▶ _WHAT YOU ARE ASKED TO DO_:
The data below needs to be returned exactly, line for line.

▶ _Some records_:
########################################
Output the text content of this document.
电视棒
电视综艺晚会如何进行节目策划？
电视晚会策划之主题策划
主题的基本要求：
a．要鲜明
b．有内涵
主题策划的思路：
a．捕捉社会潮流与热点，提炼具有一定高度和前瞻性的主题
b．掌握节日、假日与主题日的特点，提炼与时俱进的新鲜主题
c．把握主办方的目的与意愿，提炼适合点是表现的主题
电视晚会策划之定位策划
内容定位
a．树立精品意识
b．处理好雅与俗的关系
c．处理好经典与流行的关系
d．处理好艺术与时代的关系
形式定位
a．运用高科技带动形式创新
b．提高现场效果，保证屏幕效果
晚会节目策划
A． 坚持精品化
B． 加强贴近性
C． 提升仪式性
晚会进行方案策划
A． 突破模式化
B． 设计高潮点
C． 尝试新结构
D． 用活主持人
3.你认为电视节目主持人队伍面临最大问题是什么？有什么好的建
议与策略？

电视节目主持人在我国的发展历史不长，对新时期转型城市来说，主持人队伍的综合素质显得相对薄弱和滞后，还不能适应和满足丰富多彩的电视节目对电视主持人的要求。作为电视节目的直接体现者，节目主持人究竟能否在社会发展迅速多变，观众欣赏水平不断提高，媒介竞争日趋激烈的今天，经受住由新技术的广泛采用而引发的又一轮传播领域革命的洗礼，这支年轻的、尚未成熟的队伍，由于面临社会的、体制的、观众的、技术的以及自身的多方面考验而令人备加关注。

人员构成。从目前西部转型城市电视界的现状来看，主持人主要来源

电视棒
########################################
▶ _OUTPUT FOR THIS TASK_:
Output the text content of this document.
电视棒
电视综艺晚会如何进行节目策划？
电视晚会策划之主题策划
主题的基本要求：
a．要鲜明
b．有内涵
主题策划的思路：
a．捕捉社会潮流与热点，提炼具有一定高度和前瞻性的主题
b．掌握节日、假日与主题日的特点，提炼与时俱进的新鲜主题
c．把握主办方的目的与意愿，提炼适合点是表现的主题
电视晚会策划之定位策划
内容定位
a．树立精品意识
b．处理好雅与俗的关系
c．处理好经典与流行的关系
d．处理好艺术与时代的关系
形式定位
a．运用高科技带动形式创新
b．提高现场效果，保证屏幕效果
晚会节目策划
A． 坚持精品化
B． 加强贴近性
C． 提升仪式性
晚会进行方案策划
A． 突破模式化
B． 设计高潮点
C． 尝试新结构
D． 用活主持人
3.你认为电视节目主持人队伍面临最大问题是什么？有什么好的建
议与策略？

电视节目主持人在我国的发展历史不长，对新时期转型城市来说，主持人队伍的综合素质显得相对薄弱和滞后，还不能适应和满足丰富多彩的电视节目对电视主持人的要求。作为电视节目的直接体现者，节目主持人究竟能否在社会发展迅速多变，观众欣赏水平不断提高，媒介竞争日趋激烈的今天，经受住由新技术的广泛采用而引发的又一轮传播领域革命的洗礼，这支年轻的、尚未成熟的队伍，由于面临社会的、体制的、观众的、技术的以及自身的多方面考验而令人备加关注。

人员构成。从目前西部转型城市电视界的现状来看，主持人主要来源

电视棒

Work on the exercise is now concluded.